Instructions to follow: Filter the data below for the string "bold" and copy each matching line.

Dataset excerpts:

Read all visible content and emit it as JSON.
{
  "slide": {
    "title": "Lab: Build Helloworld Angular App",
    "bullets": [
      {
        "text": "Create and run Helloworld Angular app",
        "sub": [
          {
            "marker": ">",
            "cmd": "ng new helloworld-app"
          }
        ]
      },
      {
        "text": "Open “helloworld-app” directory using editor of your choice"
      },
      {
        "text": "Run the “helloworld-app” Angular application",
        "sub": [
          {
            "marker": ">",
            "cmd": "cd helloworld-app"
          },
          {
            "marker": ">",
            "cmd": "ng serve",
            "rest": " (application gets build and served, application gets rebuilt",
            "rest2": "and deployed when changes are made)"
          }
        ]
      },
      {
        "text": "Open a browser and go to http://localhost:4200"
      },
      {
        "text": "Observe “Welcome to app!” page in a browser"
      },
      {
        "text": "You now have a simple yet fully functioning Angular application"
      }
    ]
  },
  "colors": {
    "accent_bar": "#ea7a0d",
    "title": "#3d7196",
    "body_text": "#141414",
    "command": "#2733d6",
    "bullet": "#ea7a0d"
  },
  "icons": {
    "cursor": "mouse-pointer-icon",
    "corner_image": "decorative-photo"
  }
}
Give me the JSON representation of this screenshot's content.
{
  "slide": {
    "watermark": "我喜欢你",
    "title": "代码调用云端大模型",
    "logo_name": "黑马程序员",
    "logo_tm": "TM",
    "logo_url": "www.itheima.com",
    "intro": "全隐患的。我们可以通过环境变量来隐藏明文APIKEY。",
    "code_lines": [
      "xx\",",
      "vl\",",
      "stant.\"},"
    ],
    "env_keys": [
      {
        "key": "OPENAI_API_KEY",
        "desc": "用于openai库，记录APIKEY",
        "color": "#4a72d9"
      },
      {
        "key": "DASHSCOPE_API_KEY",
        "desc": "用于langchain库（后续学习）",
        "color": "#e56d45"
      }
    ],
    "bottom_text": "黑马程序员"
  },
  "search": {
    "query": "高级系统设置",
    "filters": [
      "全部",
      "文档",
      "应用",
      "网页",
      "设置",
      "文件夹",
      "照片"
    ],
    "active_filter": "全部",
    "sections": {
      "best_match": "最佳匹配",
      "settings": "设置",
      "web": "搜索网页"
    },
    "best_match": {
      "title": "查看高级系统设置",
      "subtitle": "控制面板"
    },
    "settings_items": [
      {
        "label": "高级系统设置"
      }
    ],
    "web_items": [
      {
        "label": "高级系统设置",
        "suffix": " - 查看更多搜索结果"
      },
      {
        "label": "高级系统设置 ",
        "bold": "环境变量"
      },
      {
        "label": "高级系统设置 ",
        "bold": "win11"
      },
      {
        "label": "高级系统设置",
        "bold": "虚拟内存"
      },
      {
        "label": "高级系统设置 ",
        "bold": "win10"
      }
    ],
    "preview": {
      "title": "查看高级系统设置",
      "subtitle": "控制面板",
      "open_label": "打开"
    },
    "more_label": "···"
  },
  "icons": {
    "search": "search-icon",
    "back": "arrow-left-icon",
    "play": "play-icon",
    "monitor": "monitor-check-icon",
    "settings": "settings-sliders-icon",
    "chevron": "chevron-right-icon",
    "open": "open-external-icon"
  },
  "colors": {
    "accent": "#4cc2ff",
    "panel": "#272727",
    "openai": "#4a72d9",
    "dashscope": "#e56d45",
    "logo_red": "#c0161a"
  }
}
---
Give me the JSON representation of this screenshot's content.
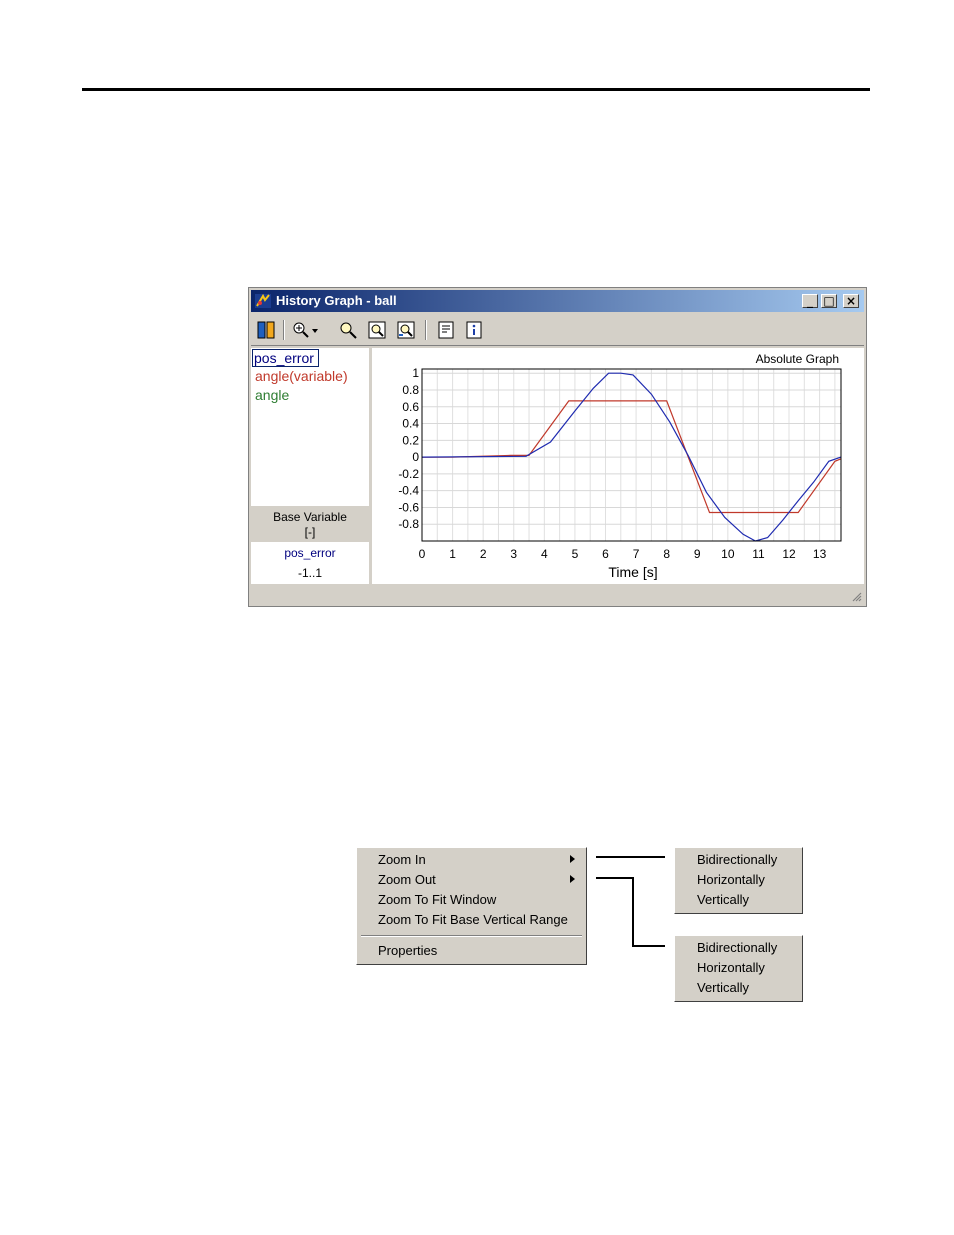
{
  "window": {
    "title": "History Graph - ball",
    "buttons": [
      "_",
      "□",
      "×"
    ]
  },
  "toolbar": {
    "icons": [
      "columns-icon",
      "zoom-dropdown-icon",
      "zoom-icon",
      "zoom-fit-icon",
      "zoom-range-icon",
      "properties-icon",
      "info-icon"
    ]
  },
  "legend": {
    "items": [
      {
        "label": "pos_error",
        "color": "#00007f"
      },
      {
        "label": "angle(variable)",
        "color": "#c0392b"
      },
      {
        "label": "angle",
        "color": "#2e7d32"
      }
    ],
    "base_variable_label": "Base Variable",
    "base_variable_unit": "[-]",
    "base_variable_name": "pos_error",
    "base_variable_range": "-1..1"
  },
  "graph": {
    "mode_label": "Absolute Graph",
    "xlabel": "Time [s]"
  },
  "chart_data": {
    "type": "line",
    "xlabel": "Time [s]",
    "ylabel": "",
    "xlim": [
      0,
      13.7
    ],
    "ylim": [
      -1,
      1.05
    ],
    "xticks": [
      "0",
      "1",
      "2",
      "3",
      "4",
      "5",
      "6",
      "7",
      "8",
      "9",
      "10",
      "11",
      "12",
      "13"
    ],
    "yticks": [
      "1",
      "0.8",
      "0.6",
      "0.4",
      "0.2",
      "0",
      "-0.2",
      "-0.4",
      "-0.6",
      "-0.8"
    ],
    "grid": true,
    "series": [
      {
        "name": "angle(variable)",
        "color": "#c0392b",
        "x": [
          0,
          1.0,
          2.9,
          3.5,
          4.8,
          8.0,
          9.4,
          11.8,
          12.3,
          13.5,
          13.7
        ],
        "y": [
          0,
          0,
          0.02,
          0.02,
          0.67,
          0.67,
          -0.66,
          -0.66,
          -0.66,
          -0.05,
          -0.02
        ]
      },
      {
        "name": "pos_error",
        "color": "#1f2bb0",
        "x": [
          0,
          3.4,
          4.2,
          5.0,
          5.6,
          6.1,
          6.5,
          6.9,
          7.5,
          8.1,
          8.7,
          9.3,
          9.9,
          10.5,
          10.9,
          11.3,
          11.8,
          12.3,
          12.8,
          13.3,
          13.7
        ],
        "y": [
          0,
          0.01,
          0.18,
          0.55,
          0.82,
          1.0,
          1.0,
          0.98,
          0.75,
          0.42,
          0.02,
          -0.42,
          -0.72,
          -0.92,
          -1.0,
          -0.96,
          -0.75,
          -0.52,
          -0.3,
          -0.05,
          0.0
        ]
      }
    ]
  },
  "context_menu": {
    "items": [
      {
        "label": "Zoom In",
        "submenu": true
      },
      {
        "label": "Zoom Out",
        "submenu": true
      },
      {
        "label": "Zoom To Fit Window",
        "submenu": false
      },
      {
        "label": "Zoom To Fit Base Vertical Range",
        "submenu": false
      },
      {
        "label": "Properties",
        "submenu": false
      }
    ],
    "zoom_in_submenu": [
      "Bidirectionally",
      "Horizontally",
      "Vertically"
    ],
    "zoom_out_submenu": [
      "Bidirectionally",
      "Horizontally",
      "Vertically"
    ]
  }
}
* * *
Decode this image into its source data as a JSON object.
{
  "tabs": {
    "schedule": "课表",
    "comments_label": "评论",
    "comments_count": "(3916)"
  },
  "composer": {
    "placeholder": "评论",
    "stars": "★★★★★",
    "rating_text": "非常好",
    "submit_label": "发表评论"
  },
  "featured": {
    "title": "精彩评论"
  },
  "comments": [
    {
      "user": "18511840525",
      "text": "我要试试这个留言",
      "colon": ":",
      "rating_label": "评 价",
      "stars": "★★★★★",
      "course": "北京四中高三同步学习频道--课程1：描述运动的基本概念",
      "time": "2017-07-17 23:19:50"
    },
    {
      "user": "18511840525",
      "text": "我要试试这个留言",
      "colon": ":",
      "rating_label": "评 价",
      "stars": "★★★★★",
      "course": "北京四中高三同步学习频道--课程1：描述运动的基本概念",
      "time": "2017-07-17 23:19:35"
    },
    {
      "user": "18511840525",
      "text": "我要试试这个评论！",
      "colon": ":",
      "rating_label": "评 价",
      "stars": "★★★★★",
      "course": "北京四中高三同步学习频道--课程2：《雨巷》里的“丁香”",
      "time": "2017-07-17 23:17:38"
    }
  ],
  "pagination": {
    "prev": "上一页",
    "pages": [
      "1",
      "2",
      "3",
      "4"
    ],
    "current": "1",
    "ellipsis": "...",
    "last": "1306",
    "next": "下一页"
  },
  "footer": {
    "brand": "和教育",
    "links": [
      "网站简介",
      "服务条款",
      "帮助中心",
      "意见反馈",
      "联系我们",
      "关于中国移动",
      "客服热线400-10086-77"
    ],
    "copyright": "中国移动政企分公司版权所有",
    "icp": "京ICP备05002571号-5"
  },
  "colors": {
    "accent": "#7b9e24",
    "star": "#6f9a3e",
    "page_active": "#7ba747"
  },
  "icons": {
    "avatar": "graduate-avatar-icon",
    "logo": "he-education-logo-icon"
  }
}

Answer for the task:
        "bold": "环境变量"
        "bold": "win11"
        "bold": "虚拟内存"
        "bold": "win10"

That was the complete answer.